> Exercise goal
Transcribe the full listing below exactly.

> Material to process
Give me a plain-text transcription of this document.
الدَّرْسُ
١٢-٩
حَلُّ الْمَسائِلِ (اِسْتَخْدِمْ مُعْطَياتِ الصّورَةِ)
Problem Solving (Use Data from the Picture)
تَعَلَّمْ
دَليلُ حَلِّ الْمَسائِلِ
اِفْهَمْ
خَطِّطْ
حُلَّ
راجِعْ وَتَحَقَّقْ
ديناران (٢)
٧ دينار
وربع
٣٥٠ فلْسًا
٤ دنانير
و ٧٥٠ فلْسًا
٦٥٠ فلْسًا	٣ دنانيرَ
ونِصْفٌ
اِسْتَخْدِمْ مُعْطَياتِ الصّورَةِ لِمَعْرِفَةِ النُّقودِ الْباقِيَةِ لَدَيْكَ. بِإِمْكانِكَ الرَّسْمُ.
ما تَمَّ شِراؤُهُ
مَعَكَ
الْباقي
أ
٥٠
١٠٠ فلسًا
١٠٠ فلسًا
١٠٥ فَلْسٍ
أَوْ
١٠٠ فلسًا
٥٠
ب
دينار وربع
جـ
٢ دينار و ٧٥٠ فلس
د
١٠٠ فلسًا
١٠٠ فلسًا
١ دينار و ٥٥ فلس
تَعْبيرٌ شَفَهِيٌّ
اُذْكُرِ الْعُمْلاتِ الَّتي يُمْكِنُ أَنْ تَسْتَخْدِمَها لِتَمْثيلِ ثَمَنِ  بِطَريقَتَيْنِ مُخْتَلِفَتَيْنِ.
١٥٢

> Task answer
Give me a plain-text transcription of this document.
الدَّرْسُ
١٢-٩
حَلُّ الْمَسائِلِ (اِسْتَخْدِمْ مُعْطَياتِ الصّورَةِ)
Problem Solving (Use Data from the Picture)
تَعَلَّمْ
دَليلُ حَلِّ الْمَسائِلِ
اِفْهَمْ
خَطِّطْ
حُلَّ
راجِعْ وَتَحَقَّقْ
ديناران (٢)
٧ دينار
وربع
٣٥٠ فلْسًا
٤ دنانير
و ٧٥٠ فلْسًا
٦٥٠ فلْسًا	٣ دنانيرَ
ونِصْفٌ
اِسْتَخْدِمْ مُعْطَياتِ الصّورَةِ لِمَعْرِفَةِ النُّقودِ الْباقِيَةِ لَدَيْكَ. بِإِمْكانِكَ الرَّسْمُ.
ما تَمَّ شِراؤُهُ
مَعَكَ
الْباقي
أ
٥٠
١٠٠ فلسًا
١٠٠ فلسًا
١٠٥ فَلْسٍ
أَوْ
١٠٠ فلسًا
٥٠
ب
دينار وربع
جـ
٢ دينار و ٧٥٠ فلس
د
١٠٠ فلسًا
١٠٠ فلسًا
١ دينار و ٥٥ فلس
تَعْبيرٌ شَفَهِيٌّ
اُذْكُرِ الْعُمْلاتِ الَّتي يُمْكِنُ أَنْ تَسْتَخْدِمَها لِتَمْثيلِ ثَمَنِ  بِطَريقَتَيْنِ مُخْتَلِفَتَيْنِ.
١٥٢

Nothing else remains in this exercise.